## begin

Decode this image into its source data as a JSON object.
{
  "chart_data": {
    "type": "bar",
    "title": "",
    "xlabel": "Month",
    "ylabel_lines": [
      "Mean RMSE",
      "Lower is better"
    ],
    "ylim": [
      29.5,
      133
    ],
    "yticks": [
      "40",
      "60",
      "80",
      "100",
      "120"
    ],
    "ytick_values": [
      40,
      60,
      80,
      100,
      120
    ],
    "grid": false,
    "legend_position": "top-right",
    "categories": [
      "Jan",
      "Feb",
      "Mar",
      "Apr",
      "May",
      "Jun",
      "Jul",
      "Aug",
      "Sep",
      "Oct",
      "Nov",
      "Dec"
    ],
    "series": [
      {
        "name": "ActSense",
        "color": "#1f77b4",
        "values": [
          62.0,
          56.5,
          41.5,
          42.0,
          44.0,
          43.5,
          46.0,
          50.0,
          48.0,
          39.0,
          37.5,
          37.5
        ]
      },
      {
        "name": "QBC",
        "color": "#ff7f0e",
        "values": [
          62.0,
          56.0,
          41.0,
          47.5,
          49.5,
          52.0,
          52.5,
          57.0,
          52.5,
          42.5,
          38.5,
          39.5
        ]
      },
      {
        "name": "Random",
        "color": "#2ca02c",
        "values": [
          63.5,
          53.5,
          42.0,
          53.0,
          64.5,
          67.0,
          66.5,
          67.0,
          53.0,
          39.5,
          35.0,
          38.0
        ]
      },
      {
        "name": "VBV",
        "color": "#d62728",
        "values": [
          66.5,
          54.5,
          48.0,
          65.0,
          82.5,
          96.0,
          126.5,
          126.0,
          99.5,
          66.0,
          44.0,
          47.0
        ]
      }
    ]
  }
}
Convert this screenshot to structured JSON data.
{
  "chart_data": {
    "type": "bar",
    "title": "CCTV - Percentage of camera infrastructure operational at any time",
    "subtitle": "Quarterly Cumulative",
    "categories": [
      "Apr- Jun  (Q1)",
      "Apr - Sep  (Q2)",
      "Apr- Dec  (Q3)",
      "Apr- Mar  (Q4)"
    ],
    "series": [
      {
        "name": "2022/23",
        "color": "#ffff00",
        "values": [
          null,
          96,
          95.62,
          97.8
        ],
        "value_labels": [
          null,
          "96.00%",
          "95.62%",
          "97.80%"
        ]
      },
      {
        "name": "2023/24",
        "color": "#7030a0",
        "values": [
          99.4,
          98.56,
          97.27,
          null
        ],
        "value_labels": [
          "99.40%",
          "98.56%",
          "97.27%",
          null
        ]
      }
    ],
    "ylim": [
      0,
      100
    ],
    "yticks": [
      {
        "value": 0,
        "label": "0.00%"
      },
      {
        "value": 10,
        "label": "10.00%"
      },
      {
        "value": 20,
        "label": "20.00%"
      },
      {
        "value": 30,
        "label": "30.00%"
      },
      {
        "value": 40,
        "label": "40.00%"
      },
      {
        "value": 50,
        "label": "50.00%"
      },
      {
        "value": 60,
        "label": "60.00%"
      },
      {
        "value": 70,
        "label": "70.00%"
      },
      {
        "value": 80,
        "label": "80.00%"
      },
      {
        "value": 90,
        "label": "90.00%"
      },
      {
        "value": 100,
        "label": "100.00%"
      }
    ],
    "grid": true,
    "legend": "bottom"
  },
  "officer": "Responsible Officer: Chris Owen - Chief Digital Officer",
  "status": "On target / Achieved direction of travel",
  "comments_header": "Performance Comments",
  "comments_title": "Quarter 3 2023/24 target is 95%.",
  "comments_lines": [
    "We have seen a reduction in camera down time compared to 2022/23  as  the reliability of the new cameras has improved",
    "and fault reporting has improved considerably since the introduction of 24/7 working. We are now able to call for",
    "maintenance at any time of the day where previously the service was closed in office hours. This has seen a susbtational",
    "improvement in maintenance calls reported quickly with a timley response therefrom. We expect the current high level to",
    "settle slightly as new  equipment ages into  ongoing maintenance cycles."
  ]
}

## end
## begin

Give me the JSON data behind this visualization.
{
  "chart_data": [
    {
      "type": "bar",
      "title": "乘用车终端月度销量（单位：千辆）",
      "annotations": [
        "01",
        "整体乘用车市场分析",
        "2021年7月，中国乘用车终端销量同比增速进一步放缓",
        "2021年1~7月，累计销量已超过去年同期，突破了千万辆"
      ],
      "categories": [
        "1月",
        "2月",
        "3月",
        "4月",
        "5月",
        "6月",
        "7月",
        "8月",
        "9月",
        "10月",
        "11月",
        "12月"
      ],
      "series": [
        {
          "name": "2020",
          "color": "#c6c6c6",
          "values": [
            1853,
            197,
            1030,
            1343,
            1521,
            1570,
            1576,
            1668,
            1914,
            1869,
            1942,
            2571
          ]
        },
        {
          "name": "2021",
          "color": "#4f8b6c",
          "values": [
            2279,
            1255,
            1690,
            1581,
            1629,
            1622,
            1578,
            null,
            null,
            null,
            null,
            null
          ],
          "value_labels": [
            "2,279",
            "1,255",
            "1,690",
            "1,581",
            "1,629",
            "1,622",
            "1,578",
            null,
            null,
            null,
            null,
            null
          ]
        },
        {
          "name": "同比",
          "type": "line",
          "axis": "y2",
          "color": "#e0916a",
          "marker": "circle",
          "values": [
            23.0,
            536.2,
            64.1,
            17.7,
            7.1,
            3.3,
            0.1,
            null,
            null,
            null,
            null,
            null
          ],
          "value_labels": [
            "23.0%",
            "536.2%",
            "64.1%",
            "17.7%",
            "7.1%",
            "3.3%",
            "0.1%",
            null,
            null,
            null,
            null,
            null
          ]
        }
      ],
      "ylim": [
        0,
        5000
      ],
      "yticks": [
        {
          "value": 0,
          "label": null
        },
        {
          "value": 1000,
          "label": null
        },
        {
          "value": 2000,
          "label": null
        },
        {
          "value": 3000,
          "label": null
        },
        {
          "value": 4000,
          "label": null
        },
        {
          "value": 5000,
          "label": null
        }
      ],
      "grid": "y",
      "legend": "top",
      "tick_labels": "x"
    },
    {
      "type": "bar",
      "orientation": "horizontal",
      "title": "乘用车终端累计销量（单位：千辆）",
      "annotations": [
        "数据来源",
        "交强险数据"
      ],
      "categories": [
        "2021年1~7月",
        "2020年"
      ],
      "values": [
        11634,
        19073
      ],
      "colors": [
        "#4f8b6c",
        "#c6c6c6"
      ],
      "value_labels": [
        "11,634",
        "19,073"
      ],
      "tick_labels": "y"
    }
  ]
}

## end
## begin

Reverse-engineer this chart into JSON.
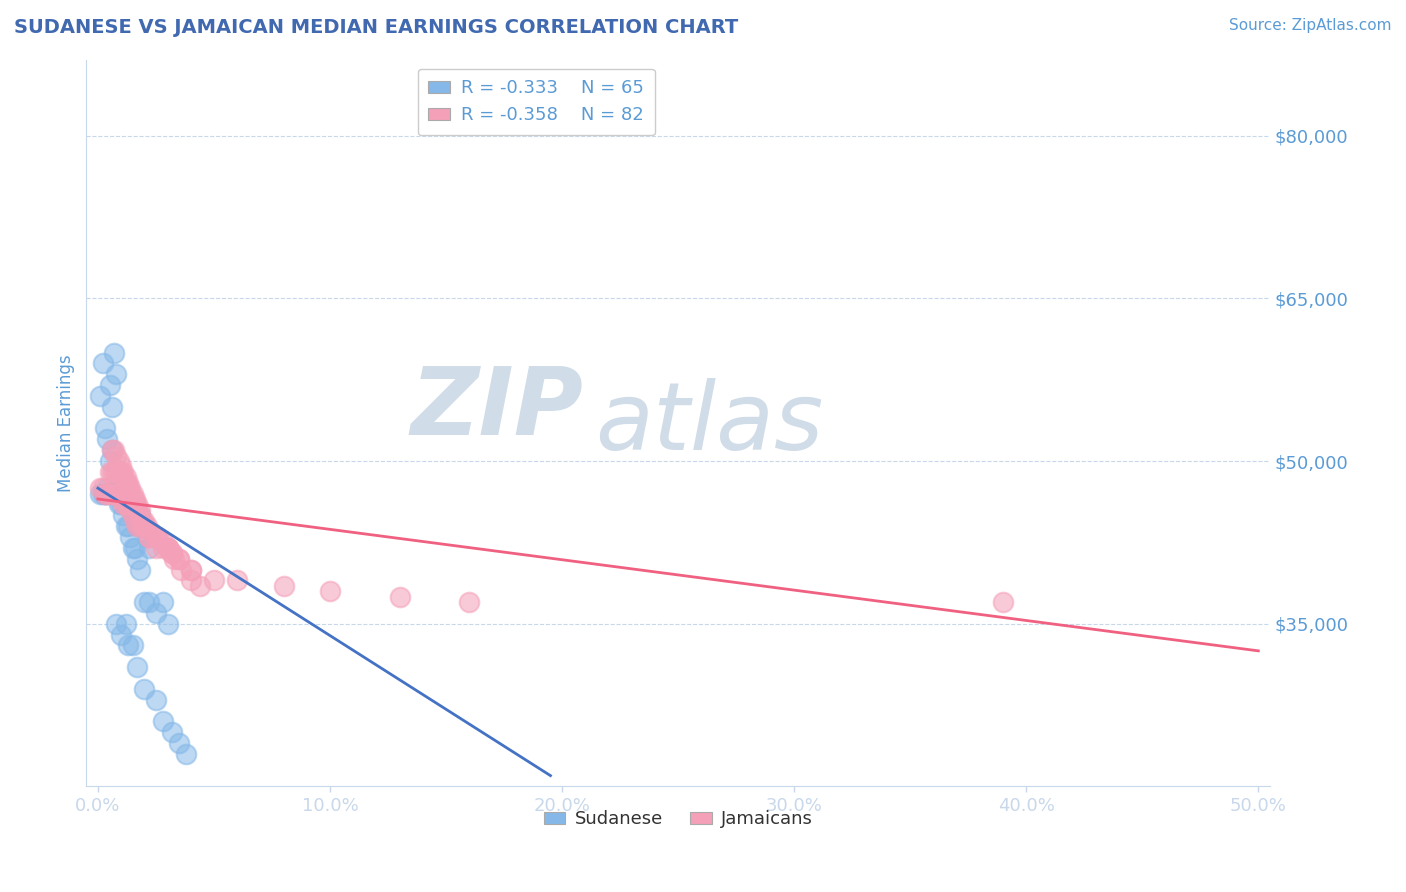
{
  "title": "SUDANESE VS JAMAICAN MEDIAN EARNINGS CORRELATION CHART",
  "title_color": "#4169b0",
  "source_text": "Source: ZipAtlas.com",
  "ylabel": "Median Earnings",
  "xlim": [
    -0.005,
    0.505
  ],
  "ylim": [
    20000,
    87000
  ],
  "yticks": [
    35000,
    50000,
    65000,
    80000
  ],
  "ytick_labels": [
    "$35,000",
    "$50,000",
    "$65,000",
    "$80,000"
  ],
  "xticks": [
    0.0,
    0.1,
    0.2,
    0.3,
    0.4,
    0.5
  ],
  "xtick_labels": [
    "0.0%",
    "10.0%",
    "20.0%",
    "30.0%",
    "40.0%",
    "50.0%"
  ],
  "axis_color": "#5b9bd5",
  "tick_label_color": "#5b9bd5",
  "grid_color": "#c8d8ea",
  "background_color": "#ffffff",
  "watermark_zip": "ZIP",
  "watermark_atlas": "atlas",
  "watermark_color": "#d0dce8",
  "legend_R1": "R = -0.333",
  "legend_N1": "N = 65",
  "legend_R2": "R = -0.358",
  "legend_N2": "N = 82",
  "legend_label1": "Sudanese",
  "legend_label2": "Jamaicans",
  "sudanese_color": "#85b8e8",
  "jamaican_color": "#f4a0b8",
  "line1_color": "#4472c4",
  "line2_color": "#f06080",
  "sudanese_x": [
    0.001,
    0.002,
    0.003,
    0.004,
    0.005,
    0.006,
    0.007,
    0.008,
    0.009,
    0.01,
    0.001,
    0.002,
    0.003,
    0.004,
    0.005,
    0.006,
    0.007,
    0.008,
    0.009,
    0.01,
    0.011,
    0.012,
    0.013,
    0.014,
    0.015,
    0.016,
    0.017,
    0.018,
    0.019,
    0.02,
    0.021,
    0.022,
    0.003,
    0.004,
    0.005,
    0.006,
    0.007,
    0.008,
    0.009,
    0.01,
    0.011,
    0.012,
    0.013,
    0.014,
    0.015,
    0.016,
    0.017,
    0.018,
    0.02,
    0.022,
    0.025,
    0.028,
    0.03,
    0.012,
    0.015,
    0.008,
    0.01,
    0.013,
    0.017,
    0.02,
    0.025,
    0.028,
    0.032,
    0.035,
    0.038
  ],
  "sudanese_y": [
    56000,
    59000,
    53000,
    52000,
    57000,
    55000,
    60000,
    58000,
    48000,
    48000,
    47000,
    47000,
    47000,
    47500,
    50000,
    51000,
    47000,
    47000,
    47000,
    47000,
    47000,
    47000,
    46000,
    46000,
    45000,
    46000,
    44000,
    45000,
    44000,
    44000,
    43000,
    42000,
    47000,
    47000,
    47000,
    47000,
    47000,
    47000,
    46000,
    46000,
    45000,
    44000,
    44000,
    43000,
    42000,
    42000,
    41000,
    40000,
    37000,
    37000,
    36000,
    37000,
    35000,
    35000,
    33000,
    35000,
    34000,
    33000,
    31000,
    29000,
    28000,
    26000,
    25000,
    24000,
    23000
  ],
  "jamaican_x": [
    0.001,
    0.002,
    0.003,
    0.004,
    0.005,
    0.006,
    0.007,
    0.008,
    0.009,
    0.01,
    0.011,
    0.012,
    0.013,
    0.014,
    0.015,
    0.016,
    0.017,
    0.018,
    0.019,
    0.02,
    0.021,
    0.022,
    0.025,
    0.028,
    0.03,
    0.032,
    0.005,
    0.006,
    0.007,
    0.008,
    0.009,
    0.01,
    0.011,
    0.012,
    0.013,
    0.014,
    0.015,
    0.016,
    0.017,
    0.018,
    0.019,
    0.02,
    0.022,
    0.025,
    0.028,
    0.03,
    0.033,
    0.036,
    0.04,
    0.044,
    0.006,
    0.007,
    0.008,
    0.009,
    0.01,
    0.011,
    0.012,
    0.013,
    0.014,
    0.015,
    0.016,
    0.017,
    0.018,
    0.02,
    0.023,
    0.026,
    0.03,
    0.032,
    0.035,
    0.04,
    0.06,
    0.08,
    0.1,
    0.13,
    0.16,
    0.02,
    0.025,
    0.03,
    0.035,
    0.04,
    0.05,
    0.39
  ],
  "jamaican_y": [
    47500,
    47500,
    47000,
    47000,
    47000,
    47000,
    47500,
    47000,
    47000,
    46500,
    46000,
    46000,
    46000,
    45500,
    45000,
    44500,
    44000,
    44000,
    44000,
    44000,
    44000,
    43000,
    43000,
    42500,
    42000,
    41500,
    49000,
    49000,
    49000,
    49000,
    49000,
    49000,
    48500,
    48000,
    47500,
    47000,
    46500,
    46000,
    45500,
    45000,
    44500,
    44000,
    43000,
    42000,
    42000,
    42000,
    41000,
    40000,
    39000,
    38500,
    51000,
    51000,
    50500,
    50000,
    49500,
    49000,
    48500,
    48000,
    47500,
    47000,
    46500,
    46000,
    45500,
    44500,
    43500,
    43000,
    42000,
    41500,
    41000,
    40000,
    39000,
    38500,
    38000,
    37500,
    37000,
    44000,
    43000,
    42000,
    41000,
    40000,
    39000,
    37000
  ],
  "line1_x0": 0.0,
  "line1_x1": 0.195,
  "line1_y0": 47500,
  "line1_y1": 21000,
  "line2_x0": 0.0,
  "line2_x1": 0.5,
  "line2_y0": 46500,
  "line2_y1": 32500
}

## end

- Problem to work on: Find every line with "name" in the listing and state how many there are, nothing else.

- Task answer: 9